• Records provided
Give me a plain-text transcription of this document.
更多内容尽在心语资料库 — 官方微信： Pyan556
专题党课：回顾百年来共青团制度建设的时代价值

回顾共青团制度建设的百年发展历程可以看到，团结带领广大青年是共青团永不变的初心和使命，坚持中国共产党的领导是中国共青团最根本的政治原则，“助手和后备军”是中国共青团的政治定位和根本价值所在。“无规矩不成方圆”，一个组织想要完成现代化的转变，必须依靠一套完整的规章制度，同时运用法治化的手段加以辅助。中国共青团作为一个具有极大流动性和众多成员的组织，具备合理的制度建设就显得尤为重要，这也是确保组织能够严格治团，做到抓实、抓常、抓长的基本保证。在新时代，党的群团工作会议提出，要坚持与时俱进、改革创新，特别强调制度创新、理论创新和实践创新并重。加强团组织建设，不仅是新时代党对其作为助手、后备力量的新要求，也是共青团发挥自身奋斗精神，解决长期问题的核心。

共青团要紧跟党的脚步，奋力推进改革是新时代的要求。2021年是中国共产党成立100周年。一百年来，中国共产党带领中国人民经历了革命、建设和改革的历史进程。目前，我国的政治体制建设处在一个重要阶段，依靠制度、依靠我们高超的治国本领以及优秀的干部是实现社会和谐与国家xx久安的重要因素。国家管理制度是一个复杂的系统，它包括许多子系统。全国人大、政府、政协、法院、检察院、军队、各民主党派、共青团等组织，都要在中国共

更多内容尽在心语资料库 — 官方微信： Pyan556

• Problem statement
Quote every entry exactly.

• Response to the exercise
Give me a plain-text transcription of this document.
更多内容尽在心语资料库 — 官方微信： Pyan556
专题党课：回顾百年来共青团制度建设的时代价值

回顾共青团制度建设的百年发展历程可以看到，团结带领广大青年是共青团永不变的初心和使命，坚持中国共产党的领导是中国共青团最根本的政治原则，“助手和后备军”是中国共青团的政治定位和根本价值所在。“无规矩不成方圆”，一个组织想要完成现代化的转变，必须依靠一套完整的规章制度，同时运用法治化的手段加以辅助。中国共青团作为一个具有极大流动性和众多成员的组织，具备合理的制度建设就显得尤为重要，这也是确保组织能够严格治团，做到抓实、抓常、抓长的基本保证。在新时代，党的群团工作会议提出，要坚持与时俱进、改革创新，特别强调制度创新、理论创新和实践创新并重。加强团组织建设，不仅是新时代党对其作为助手、后备力量的新要求，也是共青团发挥自身奋斗精神，解决长期问题的核心。

共青团要紧跟党的脚步，奋力推进改革是新时代的要求。2021年是中国共产党成立100周年。一百年来，中国共产党带领中国人民经历了革命、建设和改革的历史进程。目前，我国的政治体制建设处在一个重要阶段，依靠制度、依靠我们高超的治国本领以及优秀的干部是实现社会和谐与国家xx久安的重要因素。国家管理制度是一个复杂的系统，它包括许多子系统。全国人大、政府、政协、法院、检察院、军队、各民主党派、共青团等组织，都要在中国共

更多内容尽在心语资料库 — 官方微信： Pyan556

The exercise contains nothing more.